Source passage:
>>>

We also found that BMT may be an important risk factor for CLS in cancer patients. The incidence of CLS associated with BMT with or without other agents ranged from 6.8% to 52.7%. The pathophysiology of CLS in BMT-related CLS has not been fully studied, but some hypotheses on the contributing factors have been suggested such as pivotal contribution by circulating leukocytes, decreased C1 esterase inhibitor activity, elevated C4d concentrations, the use of G-CSF or GM-CSF, and elevation of terminal complement complex (TCC) levels [70,71,72,73]. Future studies in this area may shed light on the pathophysiology of CLS associated with BMT and trigger the development of novel therapeutic approaches.

Besides IL-2 and BMT, we identified several potential causative drugs of CLS. The overall estimation of CLS incidence by causative drugs varied from 3.5% (gemcitabine, three studies) to 100% (IL-2 + bevacizumab, one study). Studies with IL-2 + bevacizumab (one study, 100%) and IL-2 + IFN-alpha 2a (two studies, overall estimation 85.5%, meta-analysis 90.4%) showed relatively high CLS incidence proportions, while studies with gemcitabine (three studies, overall estimation 3.5%, meta-analysis 4.9%) and GM-CSF (three studies, overall estimation 9.0%, meta-analysis 10.1%) showed low incidence. Likewise, anti-cancer agents, including IL-2 + imatinib mesylate (three studies) and anti-CD22 mAb (four studies) showed a dose-dependent increase in the incidence of CLS. Considering the small number of studies, it is difficult to state whether there are dose-related trends for these agents. Further studies should be performed to clarify this relationship in order to establish comprehensive therapeutic guidelines, taking CLS as an adverse effect into account.

<<<

Work request:
From the source passage, list every contributing factor that has been hypothesized for the pathophysiology of CLS related to BMT.

[Extracted records]
>>>

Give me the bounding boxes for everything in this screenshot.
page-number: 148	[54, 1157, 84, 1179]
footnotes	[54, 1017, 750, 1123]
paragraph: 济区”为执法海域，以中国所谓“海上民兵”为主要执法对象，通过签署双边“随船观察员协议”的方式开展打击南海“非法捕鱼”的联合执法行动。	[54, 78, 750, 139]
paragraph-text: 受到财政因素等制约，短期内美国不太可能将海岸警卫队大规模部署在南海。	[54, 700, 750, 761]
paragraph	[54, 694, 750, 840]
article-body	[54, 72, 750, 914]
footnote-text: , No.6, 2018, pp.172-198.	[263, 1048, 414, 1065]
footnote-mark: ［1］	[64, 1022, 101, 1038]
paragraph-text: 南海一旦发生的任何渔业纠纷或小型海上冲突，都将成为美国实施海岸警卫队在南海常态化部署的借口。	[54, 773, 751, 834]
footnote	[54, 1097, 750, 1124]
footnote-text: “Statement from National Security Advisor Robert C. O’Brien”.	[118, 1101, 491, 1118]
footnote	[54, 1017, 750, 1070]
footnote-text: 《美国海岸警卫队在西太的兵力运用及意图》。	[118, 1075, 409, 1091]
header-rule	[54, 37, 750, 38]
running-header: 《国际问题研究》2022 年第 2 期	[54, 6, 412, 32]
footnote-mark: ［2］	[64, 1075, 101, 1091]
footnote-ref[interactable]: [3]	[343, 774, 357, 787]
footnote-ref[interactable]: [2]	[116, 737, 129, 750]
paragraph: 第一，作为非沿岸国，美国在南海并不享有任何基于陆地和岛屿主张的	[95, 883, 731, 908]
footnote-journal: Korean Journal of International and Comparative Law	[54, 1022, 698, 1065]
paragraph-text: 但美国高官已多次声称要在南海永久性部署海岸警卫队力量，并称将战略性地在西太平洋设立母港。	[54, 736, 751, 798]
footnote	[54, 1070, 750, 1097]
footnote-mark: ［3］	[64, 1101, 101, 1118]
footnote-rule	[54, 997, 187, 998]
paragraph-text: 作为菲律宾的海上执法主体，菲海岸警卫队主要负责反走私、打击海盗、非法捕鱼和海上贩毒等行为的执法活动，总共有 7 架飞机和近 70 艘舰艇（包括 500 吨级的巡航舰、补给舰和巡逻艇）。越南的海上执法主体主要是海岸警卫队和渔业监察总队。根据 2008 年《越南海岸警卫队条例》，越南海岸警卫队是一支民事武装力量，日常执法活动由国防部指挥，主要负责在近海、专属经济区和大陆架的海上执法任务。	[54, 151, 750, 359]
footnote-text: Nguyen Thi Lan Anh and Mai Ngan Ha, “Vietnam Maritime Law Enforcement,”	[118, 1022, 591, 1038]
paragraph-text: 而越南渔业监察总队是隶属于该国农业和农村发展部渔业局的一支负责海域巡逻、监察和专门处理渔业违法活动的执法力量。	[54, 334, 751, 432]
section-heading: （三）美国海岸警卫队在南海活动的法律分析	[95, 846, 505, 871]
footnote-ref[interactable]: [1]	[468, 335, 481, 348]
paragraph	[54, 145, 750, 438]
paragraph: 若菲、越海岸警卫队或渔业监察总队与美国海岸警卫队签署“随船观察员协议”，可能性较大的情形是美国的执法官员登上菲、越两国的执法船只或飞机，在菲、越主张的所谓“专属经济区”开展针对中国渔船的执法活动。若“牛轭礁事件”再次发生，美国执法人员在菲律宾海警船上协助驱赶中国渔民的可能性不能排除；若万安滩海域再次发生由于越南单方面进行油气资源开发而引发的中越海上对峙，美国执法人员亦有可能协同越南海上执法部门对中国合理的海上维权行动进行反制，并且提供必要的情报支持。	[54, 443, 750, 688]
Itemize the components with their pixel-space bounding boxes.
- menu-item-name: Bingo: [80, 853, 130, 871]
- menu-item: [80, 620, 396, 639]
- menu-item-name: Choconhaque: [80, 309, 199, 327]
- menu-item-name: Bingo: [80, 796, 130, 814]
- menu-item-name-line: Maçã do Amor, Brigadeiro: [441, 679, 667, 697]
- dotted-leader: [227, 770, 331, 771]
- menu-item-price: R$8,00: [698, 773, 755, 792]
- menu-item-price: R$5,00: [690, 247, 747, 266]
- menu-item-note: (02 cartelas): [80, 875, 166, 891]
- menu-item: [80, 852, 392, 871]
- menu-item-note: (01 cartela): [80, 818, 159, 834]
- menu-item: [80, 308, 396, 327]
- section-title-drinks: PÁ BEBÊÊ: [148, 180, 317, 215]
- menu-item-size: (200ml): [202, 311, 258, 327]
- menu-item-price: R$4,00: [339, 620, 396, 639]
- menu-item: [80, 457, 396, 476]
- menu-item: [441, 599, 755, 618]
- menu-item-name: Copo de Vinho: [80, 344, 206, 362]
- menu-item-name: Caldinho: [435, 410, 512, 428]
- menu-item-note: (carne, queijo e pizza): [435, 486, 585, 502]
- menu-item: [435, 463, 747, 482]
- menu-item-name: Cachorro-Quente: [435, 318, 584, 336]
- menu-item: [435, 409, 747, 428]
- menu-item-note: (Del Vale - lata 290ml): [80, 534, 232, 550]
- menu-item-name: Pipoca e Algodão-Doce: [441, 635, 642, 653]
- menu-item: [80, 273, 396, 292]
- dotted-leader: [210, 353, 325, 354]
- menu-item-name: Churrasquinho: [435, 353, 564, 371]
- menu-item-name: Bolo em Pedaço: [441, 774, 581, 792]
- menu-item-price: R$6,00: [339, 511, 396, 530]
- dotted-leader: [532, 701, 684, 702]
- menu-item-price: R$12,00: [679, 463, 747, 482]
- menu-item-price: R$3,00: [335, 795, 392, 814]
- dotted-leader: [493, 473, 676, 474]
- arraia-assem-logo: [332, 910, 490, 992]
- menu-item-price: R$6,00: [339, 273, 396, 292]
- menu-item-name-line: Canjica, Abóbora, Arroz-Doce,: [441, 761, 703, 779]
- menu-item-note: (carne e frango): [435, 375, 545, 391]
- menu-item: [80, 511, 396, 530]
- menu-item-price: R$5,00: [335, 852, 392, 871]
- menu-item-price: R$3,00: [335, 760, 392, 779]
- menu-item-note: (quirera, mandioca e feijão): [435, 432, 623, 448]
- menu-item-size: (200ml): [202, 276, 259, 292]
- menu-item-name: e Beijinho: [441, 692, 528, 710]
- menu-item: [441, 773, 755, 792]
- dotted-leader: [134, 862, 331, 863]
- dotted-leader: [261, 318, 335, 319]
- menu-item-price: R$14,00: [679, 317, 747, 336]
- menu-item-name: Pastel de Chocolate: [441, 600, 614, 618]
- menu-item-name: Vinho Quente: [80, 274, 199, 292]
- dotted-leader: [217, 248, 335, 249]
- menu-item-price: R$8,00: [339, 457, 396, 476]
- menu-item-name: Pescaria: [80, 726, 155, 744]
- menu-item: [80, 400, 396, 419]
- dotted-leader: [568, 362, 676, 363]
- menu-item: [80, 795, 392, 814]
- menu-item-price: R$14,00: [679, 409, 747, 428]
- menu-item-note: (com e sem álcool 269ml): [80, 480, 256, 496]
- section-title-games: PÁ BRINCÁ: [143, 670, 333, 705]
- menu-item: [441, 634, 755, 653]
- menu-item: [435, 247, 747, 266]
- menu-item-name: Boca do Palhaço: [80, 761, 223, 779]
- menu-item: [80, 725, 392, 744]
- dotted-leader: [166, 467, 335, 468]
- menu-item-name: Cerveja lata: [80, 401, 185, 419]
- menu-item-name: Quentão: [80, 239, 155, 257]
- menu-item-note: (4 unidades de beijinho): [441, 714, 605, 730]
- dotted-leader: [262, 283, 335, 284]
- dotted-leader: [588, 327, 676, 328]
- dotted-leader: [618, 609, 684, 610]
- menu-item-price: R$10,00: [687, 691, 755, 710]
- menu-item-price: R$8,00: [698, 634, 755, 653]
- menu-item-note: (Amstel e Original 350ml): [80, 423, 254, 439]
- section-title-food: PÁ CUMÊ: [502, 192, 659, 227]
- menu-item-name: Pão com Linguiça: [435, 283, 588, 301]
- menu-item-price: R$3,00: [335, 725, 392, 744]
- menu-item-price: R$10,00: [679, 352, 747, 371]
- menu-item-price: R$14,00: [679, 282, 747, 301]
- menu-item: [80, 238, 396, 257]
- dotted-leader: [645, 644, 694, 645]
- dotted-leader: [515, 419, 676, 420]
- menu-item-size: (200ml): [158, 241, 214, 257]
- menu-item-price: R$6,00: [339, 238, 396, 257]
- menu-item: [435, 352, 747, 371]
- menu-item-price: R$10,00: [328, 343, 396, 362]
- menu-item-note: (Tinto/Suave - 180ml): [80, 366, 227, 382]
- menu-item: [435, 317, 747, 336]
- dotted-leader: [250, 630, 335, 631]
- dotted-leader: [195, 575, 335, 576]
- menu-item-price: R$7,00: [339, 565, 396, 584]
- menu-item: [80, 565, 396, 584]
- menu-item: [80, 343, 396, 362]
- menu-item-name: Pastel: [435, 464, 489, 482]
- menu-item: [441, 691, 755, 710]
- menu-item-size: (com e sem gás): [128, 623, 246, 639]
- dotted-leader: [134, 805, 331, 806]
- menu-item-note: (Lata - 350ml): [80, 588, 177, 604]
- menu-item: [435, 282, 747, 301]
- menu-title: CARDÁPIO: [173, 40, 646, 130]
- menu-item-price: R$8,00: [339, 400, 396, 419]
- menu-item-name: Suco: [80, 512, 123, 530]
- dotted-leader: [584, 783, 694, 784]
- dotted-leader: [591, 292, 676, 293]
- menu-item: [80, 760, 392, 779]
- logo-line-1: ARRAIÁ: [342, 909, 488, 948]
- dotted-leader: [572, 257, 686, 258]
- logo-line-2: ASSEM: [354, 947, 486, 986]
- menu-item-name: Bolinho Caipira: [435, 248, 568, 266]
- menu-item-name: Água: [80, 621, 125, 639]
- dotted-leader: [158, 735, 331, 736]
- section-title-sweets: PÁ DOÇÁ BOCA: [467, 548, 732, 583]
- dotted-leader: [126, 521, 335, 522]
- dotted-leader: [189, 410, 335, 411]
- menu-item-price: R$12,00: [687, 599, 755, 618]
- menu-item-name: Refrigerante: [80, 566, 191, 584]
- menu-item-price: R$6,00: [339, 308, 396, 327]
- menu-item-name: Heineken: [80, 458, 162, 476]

<<<

Solution:
- Pivotal contribution by circulating leukocytes
- Decreased C1 esterase inhibitor activity
- Elevated C4d concentrations
- The use of G-CSF or GM-CSF
- Elevation of terminal complement complex (TCC) levels